(EXERCISE TASK) Your task is to output the entries below word for word.

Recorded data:
══════════

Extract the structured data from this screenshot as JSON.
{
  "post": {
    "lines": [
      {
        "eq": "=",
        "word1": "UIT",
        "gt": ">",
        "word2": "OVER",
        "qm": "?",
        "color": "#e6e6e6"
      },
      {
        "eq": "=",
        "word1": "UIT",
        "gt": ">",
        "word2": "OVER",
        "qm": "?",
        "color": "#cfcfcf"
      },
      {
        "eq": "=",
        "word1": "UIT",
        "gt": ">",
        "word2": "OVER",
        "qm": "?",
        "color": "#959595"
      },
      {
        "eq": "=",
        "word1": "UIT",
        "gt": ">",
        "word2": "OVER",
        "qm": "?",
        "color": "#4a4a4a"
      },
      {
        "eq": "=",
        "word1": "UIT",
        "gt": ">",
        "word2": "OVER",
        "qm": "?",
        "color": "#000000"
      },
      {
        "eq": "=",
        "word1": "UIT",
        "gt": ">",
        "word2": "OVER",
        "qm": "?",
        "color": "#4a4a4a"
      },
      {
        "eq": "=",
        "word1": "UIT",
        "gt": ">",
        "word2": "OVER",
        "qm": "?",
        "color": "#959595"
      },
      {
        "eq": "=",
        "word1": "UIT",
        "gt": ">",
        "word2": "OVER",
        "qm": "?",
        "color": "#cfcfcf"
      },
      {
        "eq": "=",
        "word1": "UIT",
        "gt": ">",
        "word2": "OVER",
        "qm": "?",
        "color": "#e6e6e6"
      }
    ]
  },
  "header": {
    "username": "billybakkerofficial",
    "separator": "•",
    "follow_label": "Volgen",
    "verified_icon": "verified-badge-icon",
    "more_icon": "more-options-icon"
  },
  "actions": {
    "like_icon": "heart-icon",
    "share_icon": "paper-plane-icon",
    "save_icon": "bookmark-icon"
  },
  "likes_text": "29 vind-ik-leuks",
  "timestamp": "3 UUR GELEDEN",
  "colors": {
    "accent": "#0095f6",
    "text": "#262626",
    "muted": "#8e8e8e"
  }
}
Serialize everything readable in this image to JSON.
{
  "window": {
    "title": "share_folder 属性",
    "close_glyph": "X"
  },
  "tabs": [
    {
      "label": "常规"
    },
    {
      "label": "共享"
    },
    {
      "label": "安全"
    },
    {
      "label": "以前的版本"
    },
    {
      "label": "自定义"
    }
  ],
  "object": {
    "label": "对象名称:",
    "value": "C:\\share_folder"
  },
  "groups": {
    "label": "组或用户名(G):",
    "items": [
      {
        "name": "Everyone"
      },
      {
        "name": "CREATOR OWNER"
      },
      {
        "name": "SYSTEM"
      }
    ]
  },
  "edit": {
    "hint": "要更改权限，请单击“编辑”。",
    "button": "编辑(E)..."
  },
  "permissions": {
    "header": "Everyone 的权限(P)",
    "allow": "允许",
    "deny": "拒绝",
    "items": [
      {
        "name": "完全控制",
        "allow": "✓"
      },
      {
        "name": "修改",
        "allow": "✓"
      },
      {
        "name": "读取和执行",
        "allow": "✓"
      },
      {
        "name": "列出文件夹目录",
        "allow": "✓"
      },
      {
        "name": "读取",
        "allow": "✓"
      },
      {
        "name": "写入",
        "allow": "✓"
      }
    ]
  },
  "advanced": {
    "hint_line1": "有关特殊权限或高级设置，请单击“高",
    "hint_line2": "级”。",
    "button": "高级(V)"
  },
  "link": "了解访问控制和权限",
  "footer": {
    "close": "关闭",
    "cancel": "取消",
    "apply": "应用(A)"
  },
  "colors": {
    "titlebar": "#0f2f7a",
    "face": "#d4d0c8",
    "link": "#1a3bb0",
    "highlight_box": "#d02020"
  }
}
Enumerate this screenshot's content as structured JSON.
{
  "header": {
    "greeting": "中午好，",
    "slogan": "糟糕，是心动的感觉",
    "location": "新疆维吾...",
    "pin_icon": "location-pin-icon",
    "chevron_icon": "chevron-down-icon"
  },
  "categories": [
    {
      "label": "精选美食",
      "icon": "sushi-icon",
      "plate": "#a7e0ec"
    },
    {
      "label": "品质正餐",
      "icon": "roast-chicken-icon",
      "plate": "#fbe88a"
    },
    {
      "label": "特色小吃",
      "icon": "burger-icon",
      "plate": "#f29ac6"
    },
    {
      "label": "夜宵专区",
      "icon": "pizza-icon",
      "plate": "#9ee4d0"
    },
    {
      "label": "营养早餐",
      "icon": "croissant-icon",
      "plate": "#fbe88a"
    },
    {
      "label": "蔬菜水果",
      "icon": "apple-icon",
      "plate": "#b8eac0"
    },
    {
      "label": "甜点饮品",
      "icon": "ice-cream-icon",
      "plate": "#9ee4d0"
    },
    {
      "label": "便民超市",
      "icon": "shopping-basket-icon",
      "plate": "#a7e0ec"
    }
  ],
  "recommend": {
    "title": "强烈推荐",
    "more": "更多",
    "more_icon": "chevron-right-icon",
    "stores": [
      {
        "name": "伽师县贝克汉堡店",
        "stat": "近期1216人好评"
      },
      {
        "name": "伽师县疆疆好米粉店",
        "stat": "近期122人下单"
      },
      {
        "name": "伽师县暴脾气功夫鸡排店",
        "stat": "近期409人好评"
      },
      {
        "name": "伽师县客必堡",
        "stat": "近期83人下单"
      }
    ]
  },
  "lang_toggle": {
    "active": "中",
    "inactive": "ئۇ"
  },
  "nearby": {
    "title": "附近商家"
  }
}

══════════

(RESULT OF THIS EXERCISE)
Extract the structured data from this screenshot as JSON.
{
  "post": {
    "lines": [
      {
        "eq": "=",
        "word1": "UIT",
        "gt": ">",
        "word2": "OVER",
        "qm": "?",
        "color": "#e6e6e6"
      },
      {
        "eq": "=",
        "word1": "UIT",
        "gt": ">",
        "word2": "OVER",
        "qm": "?",
        "color": "#cfcfcf"
      },
      {
        "eq": "=",
        "word1": "UIT",
        "gt": ">",
        "word2": "OVER",
        "qm": "?",
        "color": "#959595"
      },
      {
        "eq": "=",
        "word1": "UIT",
        "gt": ">",
        "word2": "OVER",
        "qm": "?",
        "color": "#4a4a4a"
      },
      {
        "eq": "=",
        "word1": "UIT",
        "gt": ">",
        "word2": "OVER",
        "qm": "?",
        "color": "#000000"
      },
      {
        "eq": "=",
        "word1": "UIT",
        "gt": ">",
        "word2": "OVER",
        "qm": "?",
        "color": "#4a4a4a"
      },
      {
        "eq": "=",
        "word1": "UIT",
        "gt": ">",
        "word2": "OVER",
        "qm": "?",
        "color": "#959595"
      },
      {
        "eq": "=",
        "word1": "UIT",
        "gt": ">",
        "word2": "OVER",
        "qm": "?",
        "color": "#cfcfcf"
      },
      {
        "eq": "=",
        "word1": "UIT",
        "gt": ">",
        "word2": "OVER",
        "qm": "?",
        "color": "#e6e6e6"
      }
    ]
  },
  "header": {
    "username": "billybakkerofficial",
    "separator": "•",
    "follow_label": "Volgen",
    "verified_icon": "verified-badge-icon",
    "more_icon": "more-options-icon"
  },
  "actions": {
    "like_icon": "heart-icon",
    "share_icon": "paper-plane-icon",
    "save_icon": "bookmark-icon"
  },
  "likes_text": "29 vind-ik-leuks",
  "timestamp": "3 UUR GELEDEN",
  "colors": {
    "accent": "#0095f6",
    "text": "#262626",
    "muted": "#8e8e8e"
  }
}
Serialize everything readable in this image to JSON.
{
  "window": {
    "title": "share_folder 属性",
    "close_glyph": "X"
  },
  "tabs": [
    {
      "label": "常规"
    },
    {
      "label": "共享"
    },
    {
      "label": "安全"
    },
    {
      "label": "以前的版本"
    },
    {
      "label": "自定义"
    }
  ],
  "object": {
    "label": "对象名称:",
    "value": "C:\\share_folder"
  },
  "groups": {
    "label": "组或用户名(G):",
    "items": [
      {
        "name": "Everyone"
      },
      {
        "name": "CREATOR OWNER"
      },
      {
        "name": "SYSTEM"
      }
    ]
  },
  "edit": {
    "hint": "要更改权限，请单击“编辑”。",
    "button": "编辑(E)..."
  },
  "permissions": {
    "header": "Everyone 的权限(P)",
    "allow": "允许",
    "deny": "拒绝",
    "items": [
      {
        "name": "完全控制",
        "allow": "✓"
      },
      {
        "name": "修改",
        "allow": "✓"
      },
      {
        "name": "读取和执行",
        "allow": "✓"
      },
      {
        "name": "列出文件夹目录",
        "allow": "✓"
      },
      {
        "name": "读取",
        "allow": "✓"
      },
      {
        "name": "写入",
        "allow": "✓"
      }
    ]
  },
  "advanced": {
    "hint_line1": "有关特殊权限或高级设置，请单击“高",
    "hint_line2": "级”。",
    "button": "高级(V)"
  },
  "link": "了解访问控制和权限",
  "footer": {
    "close": "关闭",
    "cancel": "取消",
    "apply": "应用(A)"
  },
  "colors": {
    "titlebar": "#0f2f7a",
    "face": "#d4d0c8",
    "link": "#1a3bb0",
    "highlight_box": "#d02020"
  }
}
Enumerate this screenshot's content as structured JSON.
{
  "header": {
    "greeting": "中午好，",
    "slogan": "糟糕，是心动的感觉",
    "location": "新疆维吾...",
    "pin_icon": "location-pin-icon",
    "chevron_icon": "chevron-down-icon"
  },
  "categories": [
    {
      "label": "精选美食",
      "icon": "sushi-icon",
      "plate": "#a7e0ec"
    },
    {
      "label": "品质正餐",
      "icon": "roast-chicken-icon",
      "plate": "#fbe88a"
    },
    {
      "label": "特色小吃",
      "icon": "burger-icon",
      "plate": "#f29ac6"
    },
    {
      "label": "夜宵专区",
      "icon": "pizza-icon",
      "plate": "#9ee4d0"
    },
    {
      "label": "营养早餐",
      "icon": "croissant-icon",
      "plate": "#fbe88a"
    },
    {
      "label": "蔬菜水果",
      "icon": "apple-icon",
      "plate": "#b8eac0"
    },
    {
      "label": "甜点饮品",
      "icon": "ice-cream-icon",
      "plate": "#9ee4d0"
    },
    {
      "label": "便民超市",
      "icon": "shopping-basket-icon",
      "plate": "#a7e0ec"
    }
  ],
  "recommend": {
    "title": "强烈推荐",
    "more": "更多",
    "more_icon": "chevron-right-icon",
    "stores": [
      {
        "name": "伽师县贝克汉堡店",
        "stat": "近期1216人好评"
      },
      {
        "name": "伽师县疆疆好米粉店",
        "stat": "近期122人下单"
      },
      {
        "name": "伽师县暴脾气功夫鸡排店",
        "stat": "近期409人好评"
      },
      {
        "name": "伽师县客必堡",
        "stat": "近期83人下单"
      }
    ]
  },
  "lang_toggle": {
    "active": "中",
    "inactive": "ئۇ"
  },
  "nearby": {
    "title": "附近商家"
  }
}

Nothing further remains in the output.